# Your instructions:
Each line containing the word "than" should be found and copied.

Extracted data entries
____
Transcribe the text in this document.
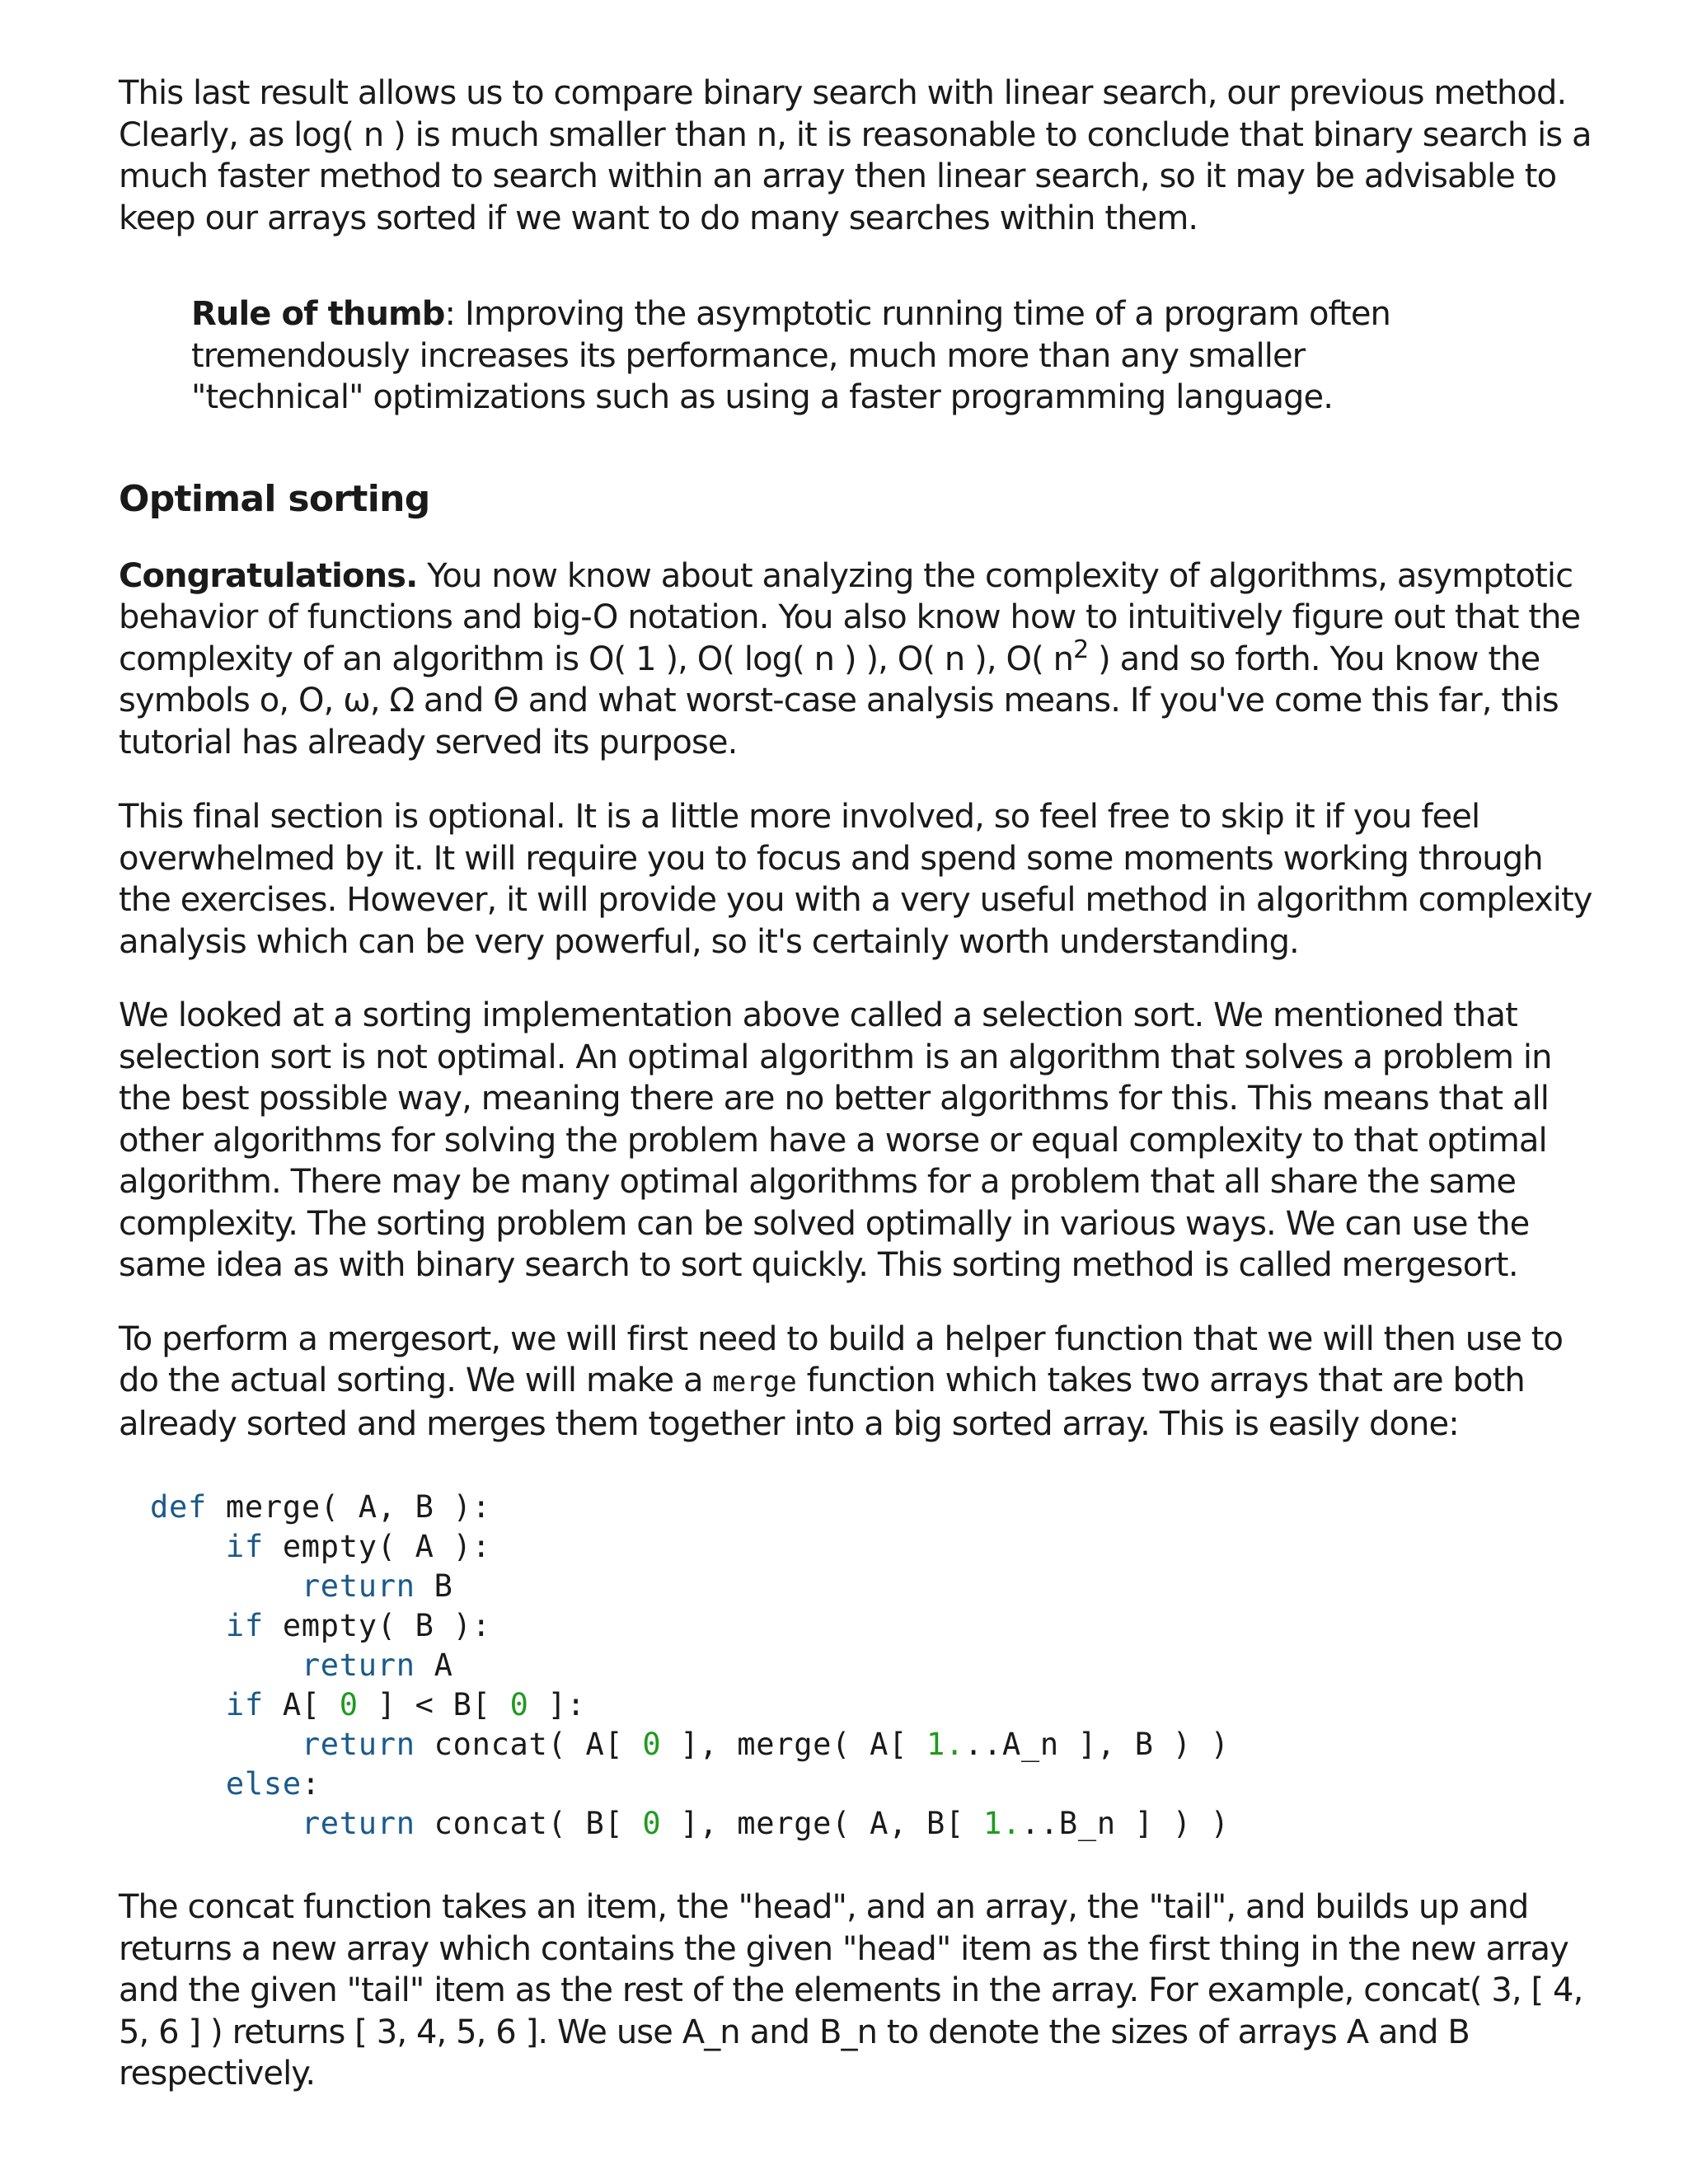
This last result allows us to compare binary search with linear search, our previous method. Clearly, as log( n ) is much smaller than n, it is reasonable to conclude that binary search is a much faster method to search within an array then linear search, so it may be advisable to keep our arrays sorted if we want to do many searches within them.

Rule of thumb: Improving the asymptotic running time of a program often tremendously increases its performance, much more than any smaller "technical" optimizations such as using a faster programming language.

Optimal sorting

Congratulations. You now know about analyzing the complexity of algorithms, asymptotic behavior of functions and big-O notation. You also know how to intuitively figure out that the complexity of an algorithm is O( 1 ), O( log( n ) ), O( n ), O( $n^2$ ) and so forth. You know the symbols o, O, ω, Ω and Θ and what worst-case analysis means. If you've come this far, this tutorial has already served its purpose.

This final section is optional. It is a little more involved, so feel free to skip it if you feel overwhelmed by it. It will require you to focus and spend some moments working through the exercises. However, it will provide you with a very useful method in algorithm complexity analysis which can be very powerful, so it's certainly worth understanding.

We looked at a sorting implementation above called a selection sort. We mentioned that selection sort is not optimal. An optimal algorithm is an algorithm that solves a problem in the best possible way, meaning there are no better algorithms for this. This means that all other algorithms for solving the problem have a worse or equal complexity to that optimal algorithm. There may be many optimal algorithms for a problem that all share the same complexity. The sorting problem can be solved optimally in various ways. We can use the same idea as with binary search to sort quickly. This sorting method is called mergesort.

To perform a mergesort, we will first need to build a helper function that we will then use to do the actual sorting. We will make a merge function which takes two arrays that are both already sorted and merges them together into a big sorted array. This is easily done:

def merge( A, B ):
if empty( A ):
return B
if empty( B ):
return A
if A[ 0 ] < B[ 0 ]:
return concat( A[ 0 ], merge( A[ 1...A_n ], B ) )
else:
return concat( B[ 0 ], merge( A, B[ 1...B_n ] ) )

The concat function takes an item, the "head", and an array, the "tail", and builds up and returns a new array which contains the given "head" item as the first thing in the new array and the given "tail" item as the rest of the elements in the array. For example, concat( 3, [ 4, 5, 6 ] ) returns [ 3, 4, 5, 6 ]. We use A_n and B_n to denote the sizes of arrays A and B respectively.
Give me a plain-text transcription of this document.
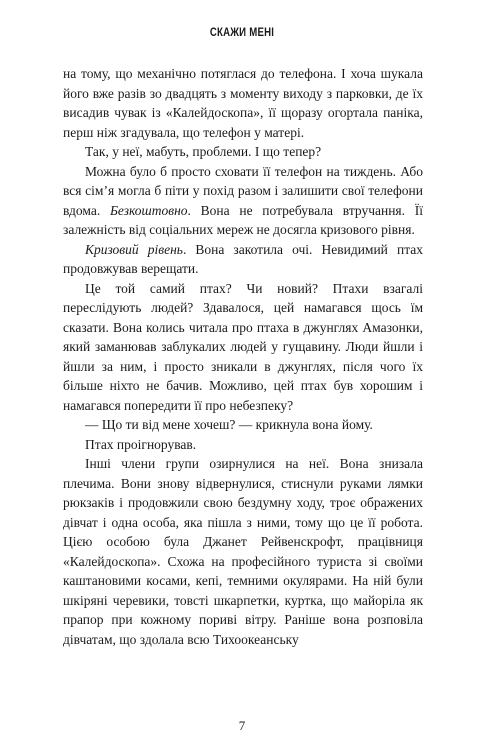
СКАЖИ МЕНІ

на тому, що механічно потяглася до телефона. І хоча шукала його вже разів зо двадцять з моменту виходу з парковки, де їх висадив чувак із «Калейдоскопа», її щоразу огортала паніка, перш ніж згадувала, що телефон у матері.

Так, у неї, мабуть, проблеми. І що тепер?

Можна було б просто сховати її телефон на тиждень. Або вся сім’я могла б піти у похід разом і залишити свої телефони вдома. Безкоштовно. Вона не потребувала втручання. Її залежність від соціальних мереж не досягла кризового рівня.

Кризовий рівень. Вона закотила очі. Невидимий птах продовжував верещати.

Це той самий птах? Чи новий? Птахи взагалі переслідують людей? Здавалося, цей намагався щось їм сказати. Вона колись читала про птаха в джунглях Амазонки, який заманював заблукалих людей у гущавину. Люди йшли і йшли за ним, і просто зникали в джунглях, після чого їх більше ніхто не бачив. Можливо, цей птах був хорошим і намагався попередити її про небезпеку?

— Що ти від мене хочеш? — крикнула вона йому.

Птах проігнорував.

Інші члени групи озирнулися на неї. Вона знизала плечима. Вони знову відвернулися, стиснули руками лямки рюкзаків і продовжили свою бездумну ходу, троє ображених дівчат і одна особа, яка пішла з ними, тому що це її робота. Цією особою була Джанет Рейвенскрофт, працівниця «Калейдоскопа». Схожа на професійного туриста зі своїми каштановими косами, кепі, темними окулярами. На ній були шкіряні черевики, товсті шкарпетки, куртка, що майоріла як прапор при кожному пориві вітру. Раніше вона розповіла дівчатам, що здолала всю Тихоокеанську

7
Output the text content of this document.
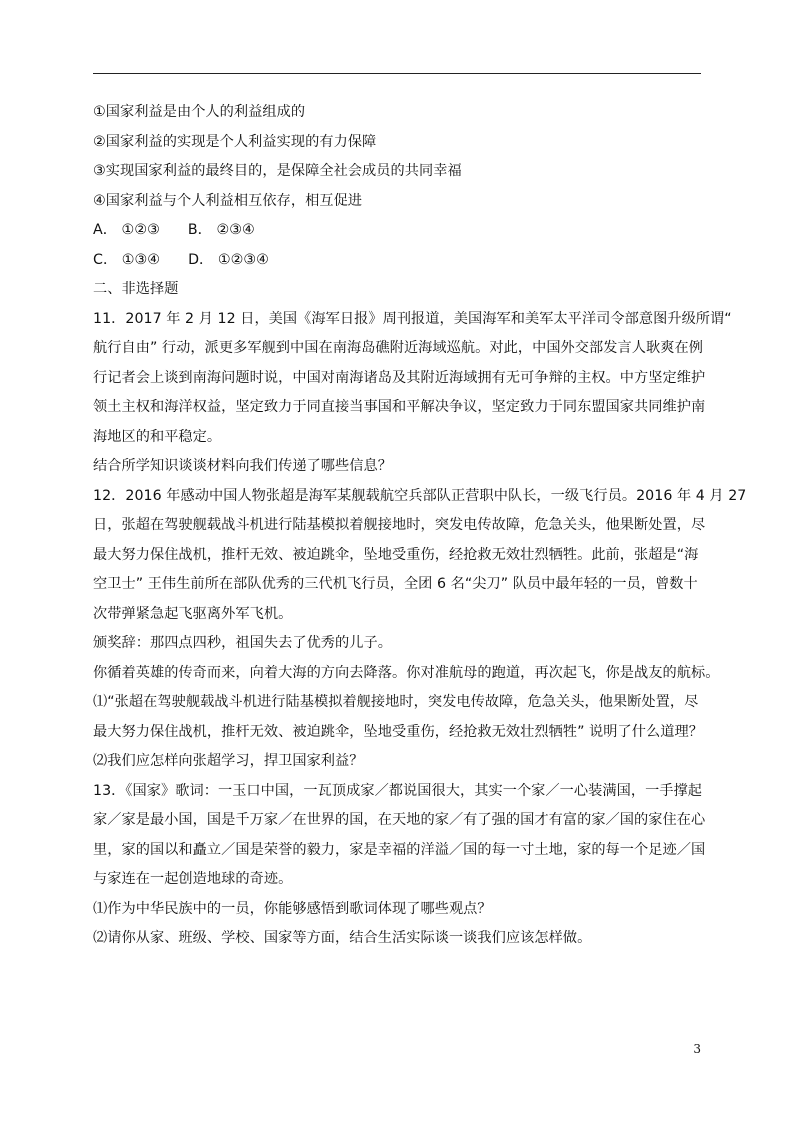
①国家利益是由个人的利益组成的
②国家利益的实现是个人利益实现的有力保障
③实现国家利益的最终目的，是保障全社会成员的共同幸福
④国家利益与个人利益相互依存，相互促进
A． ①②③ B． ②③④
C． ①③④ D． ①②③④
二、非选择题
11．2017 年 2 月 12 日，美国《海军日报》周刊报道，美国海军和美军太平洋司令部意图升级所谓“
航行自由” 行动，派更多军舰到中国在南海岛礁附近海域巡航。对此，中国外交部发言人耿爽在例
行记者会上谈到南海问题时说，中国对南海诸岛及其附近海域拥有无可争辩的主权。中方坚定维护
领土主权和海洋权益，坚定致力于同直接当事国和平解决争议，坚定致力于同东盟国家共同维护南
海地区的和平稳定。
结合所学知识谈谈材料向我们传递了哪些信息？
12．2016 年感动中国人物张超是海军某舰载航空兵部队正营职中队长，一级飞行员。2016 年 4 月 27
日，张超在驾驶舰载战斗机进行陆基模拟着舰接地时，突发电传故障，危急关头，他果断处置，尽
最大努力保住战机，推杆无效、被迫跳伞，坠地受重伤，经抢救无效壮烈牺牲。此前，张超是“海
空卫士” 王伟生前所在部队优秀的三代机飞行员，全团 6 名“尖刀” 队员中最年轻的一员，曾数十
次带弹紧急起飞驱离外军飞机。
颁奖辞：那四点四秒，祖国失去了优秀的儿子。
你循着英雄的传奇而来，向着大海的方向去降落。你对准航母的跑道，再次起飞，你是战友的航标。
⑴“张超在驾驶舰载战斗机进行陆基模拟着舰接地时，突发电传故障，危急关头，他果断处置，尽
最大努力保住战机，推杆无效、被迫跳伞，坠地受重伤，经抢救无效壮烈牺牲” 说明了什么道理？
⑵我们应怎样向张超学习，捍卫国家利益？
13．《国家》歌词：一玉口中国，一瓦顶成家／都说国很大，其实一个家／一心装满国，一手撑起
家／家是最小国，国是千万家／在世界的国，在天地的家／有了强的国才有富的家／国的家住在心
里，家的国以和矗立／国是荣誉的毅力，家是幸福的洋溢／国的每一寸土地，家的每一个足迹／国
与家连在一起创造地球的奇迹。
⑴作为中华民族中的一员，你能够感悟到歌词体现了哪些观点？
⑵请你从家、班级、学校、国家等方面，结合生活实际谈一谈我们应该怎样做。
3
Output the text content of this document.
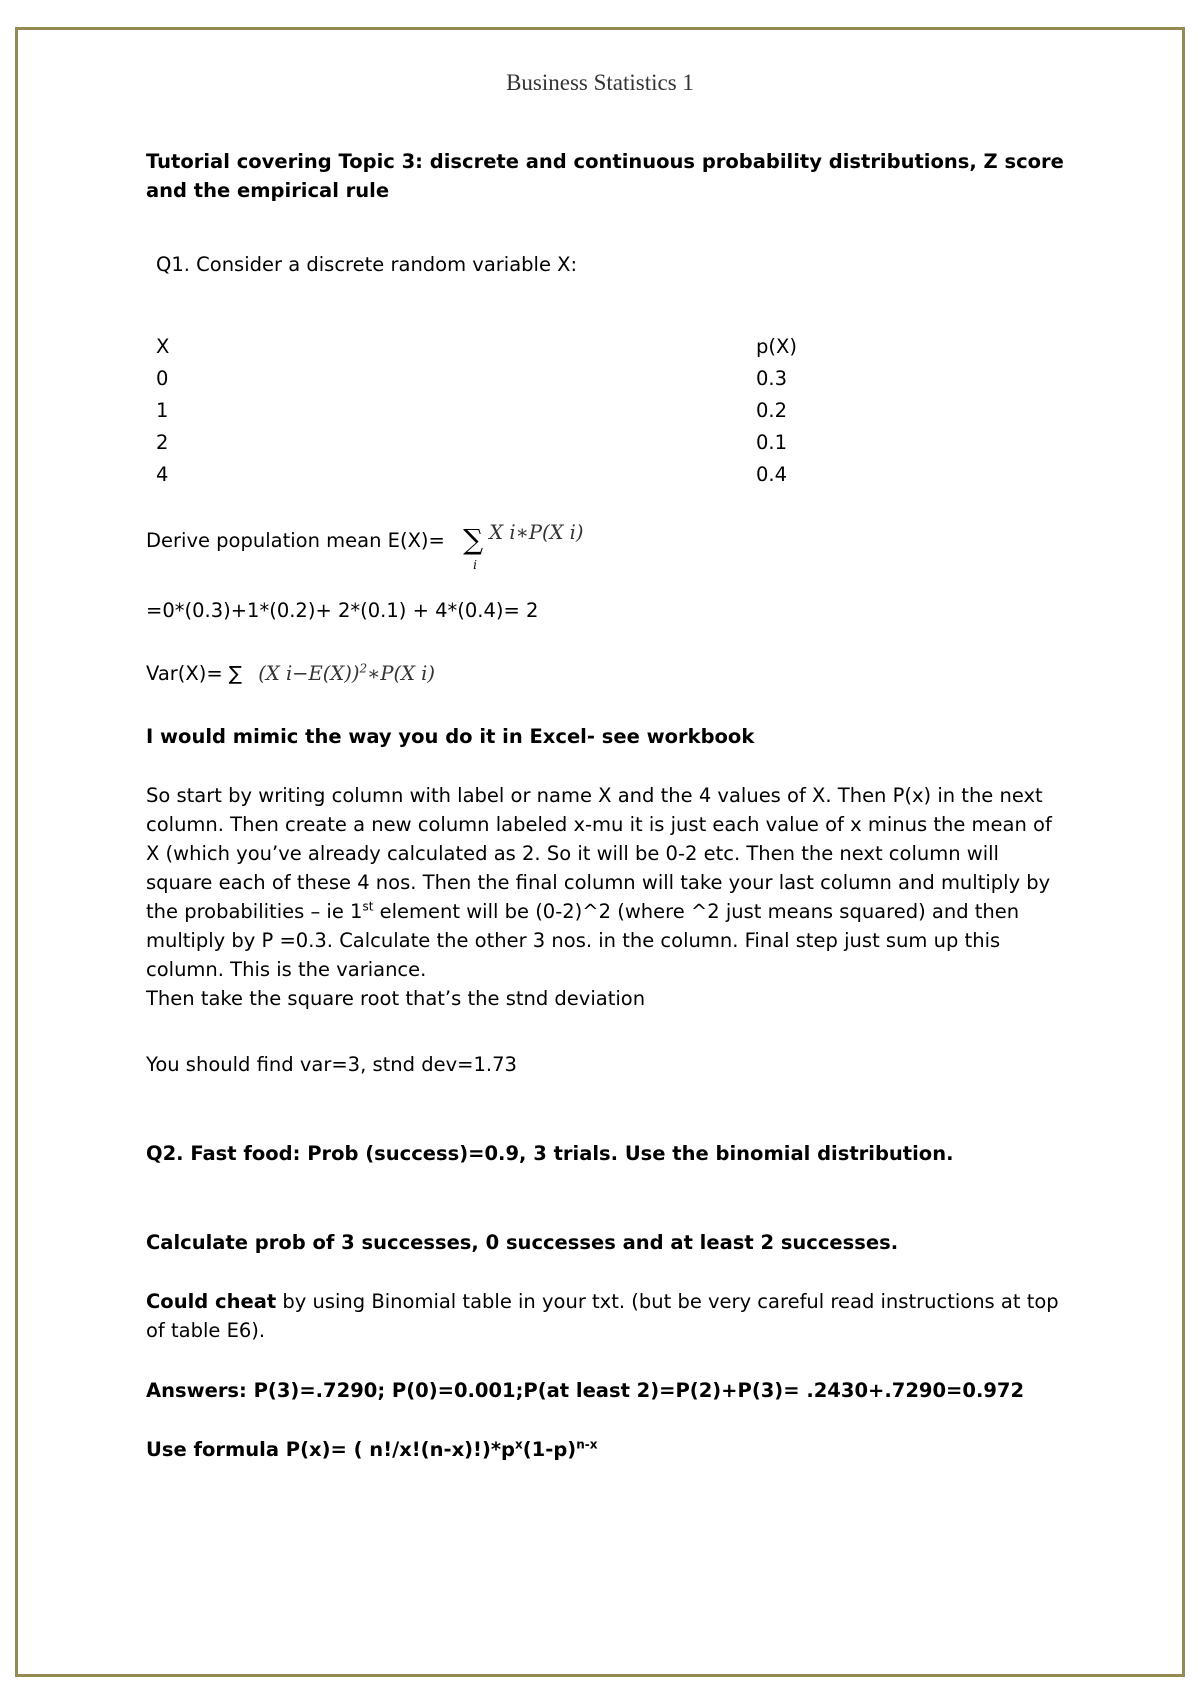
Business Statistics 1
Tutorial covering Topic 3: discrete and continuous probability distributions, Z score and the empirical rule
Q1. Consider a discrete random variable X:
X	p(X)
0	0.3
1	0.2
2	0.1
4	0.4
Derive population mean E(X)= ∑
i
X i∗P(X i)
=0*(0.3)+1*(0.2)+ 2*(0.1) + 4*(0.4)= 2
Var(X)= ∑ (X i−E(X))$^2$∗P(X i)
I would mimic the way you do it in Excel- see workbook
So start by writing column with label or name X and the 4 values of X. Then P(x) in the next column. Then create a new column labeled x-mu it is just each value of x minus the mean of X (which you’ve already calculated as 2. So it will be 0-2 etc. Then the next column will square each of these 4 nos. Then the final column will take your last column and multiply by the probabilities – ie 1st element will be (0-2)^2 (where ^2 just means squared) and then multiply by P =0.3. Calculate the other 3 nos. in the column. Final step just sum up this column. This is the variance.
Then take the square root that’s the stnd deviation
You should find var=3, stnd dev=1.73
Q2. Fast food: Prob (success)=0.9, 3 trials. Use the binomial distribution.
Calculate prob of 3 successes, 0 successes and at least 2 successes.
Could cheat by using Binomial table in your txt. (but be very careful read instructions at top of table E6).
Answers: P(3)=.7290; P(0)=0.001;P(at least 2)=P(2)+P(3)= .2430+.7290=0.972
Use formula P(x)= ( $n!/x!(n-x)!)*p^x(1-p)^{n-x}$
____
# Full solution:
This last result allows us to compare binary search with linear search, our previous method. Clearly, as log( n ) is much smaller than n, it is reasonable to conclude that binary search is a much faster method to search within an array then linear search, so it may be advisable to keep our arrays sorted if we want to do many searches within them.
Rule of thumb: Improving the asymptotic running time of a program often tremendously increases its performance, much more than any smaller "technical" optimizations such as using a faster programming language.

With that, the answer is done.